►

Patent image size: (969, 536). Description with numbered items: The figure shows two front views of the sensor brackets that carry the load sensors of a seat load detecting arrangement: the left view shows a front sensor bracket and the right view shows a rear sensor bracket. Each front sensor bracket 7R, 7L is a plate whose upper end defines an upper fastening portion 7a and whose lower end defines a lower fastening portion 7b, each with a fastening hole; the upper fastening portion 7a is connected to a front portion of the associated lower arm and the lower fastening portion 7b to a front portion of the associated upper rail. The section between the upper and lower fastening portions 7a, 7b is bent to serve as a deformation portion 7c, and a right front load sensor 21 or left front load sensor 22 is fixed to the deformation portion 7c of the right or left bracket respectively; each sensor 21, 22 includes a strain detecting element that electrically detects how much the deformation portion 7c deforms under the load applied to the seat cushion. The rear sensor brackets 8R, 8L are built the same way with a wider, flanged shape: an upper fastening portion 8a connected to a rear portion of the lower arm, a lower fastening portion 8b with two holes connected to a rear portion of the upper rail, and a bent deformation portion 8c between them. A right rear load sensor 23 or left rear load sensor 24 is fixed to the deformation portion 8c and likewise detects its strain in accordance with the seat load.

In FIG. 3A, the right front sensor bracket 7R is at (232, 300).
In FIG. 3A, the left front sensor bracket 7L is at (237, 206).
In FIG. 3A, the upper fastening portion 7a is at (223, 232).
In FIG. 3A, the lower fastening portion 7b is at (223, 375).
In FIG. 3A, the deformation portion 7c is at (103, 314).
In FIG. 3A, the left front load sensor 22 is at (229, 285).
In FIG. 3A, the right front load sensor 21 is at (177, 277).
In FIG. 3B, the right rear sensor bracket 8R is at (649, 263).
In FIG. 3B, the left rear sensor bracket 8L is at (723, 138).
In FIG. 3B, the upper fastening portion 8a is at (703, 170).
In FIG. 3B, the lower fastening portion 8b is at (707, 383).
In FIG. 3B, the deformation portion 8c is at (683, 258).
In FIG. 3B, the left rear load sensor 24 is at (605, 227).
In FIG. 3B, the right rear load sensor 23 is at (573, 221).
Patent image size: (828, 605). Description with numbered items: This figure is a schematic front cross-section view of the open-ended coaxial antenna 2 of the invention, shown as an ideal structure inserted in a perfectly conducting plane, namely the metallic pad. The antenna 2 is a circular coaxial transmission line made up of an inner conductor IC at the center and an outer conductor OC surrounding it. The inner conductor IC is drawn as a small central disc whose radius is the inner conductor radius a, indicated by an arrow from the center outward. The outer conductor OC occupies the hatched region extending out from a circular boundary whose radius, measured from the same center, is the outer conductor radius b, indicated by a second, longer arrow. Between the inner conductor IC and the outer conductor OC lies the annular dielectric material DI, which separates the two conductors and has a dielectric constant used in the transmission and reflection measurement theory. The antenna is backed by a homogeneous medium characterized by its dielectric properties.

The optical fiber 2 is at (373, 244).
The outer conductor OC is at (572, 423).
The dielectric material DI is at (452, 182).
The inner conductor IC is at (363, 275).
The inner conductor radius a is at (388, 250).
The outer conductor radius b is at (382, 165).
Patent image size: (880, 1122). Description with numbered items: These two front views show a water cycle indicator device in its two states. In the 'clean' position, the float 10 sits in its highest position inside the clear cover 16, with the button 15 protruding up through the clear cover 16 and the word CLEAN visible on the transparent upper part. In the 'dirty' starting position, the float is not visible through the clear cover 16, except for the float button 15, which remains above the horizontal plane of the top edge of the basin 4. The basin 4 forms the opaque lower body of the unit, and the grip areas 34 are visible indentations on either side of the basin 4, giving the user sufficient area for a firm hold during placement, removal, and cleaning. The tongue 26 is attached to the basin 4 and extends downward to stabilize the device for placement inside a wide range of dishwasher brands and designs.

◄

**What is expected**
Select every line of the material above that contains the word "conductor".

**Full output**
Patent image size: (828, 605). Description with numbered items: This figure is a schematic front cross-section view of the open-ended coaxial antenna 2 of the invention, shown as an ideal structure inserted in a perfectly conducting plane, namely the metallic pad. The antenna 2 is a circular coaxial transmission line made up of an inner conductor IC at the center and an outer conductor OC surrounding it. The inner conductor IC is drawn as a small central disc whose radius is the inner conductor radius a, indicated by an arrow from the center outward. The outer conductor OC occupies the hatched region extending out from a circular boundary whose radius, measured from the same center, is the outer conductor radius b, indicated by a second, longer arrow. Between the inner conductor IC and the outer conductor OC lies the annular dielectric material DI, which separates the two conductors and has a dielectric constant used in the transmission and reflection measurement theory. The antenna is backed by a homogeneous medium characterized by its dielectric properties.
The outer conductor OC is at (572, 423).
The inner conductor IC is at (363, 275).
The inner conductor radius a is at (388, 250).
The outer conductor radius b is at (382, 165).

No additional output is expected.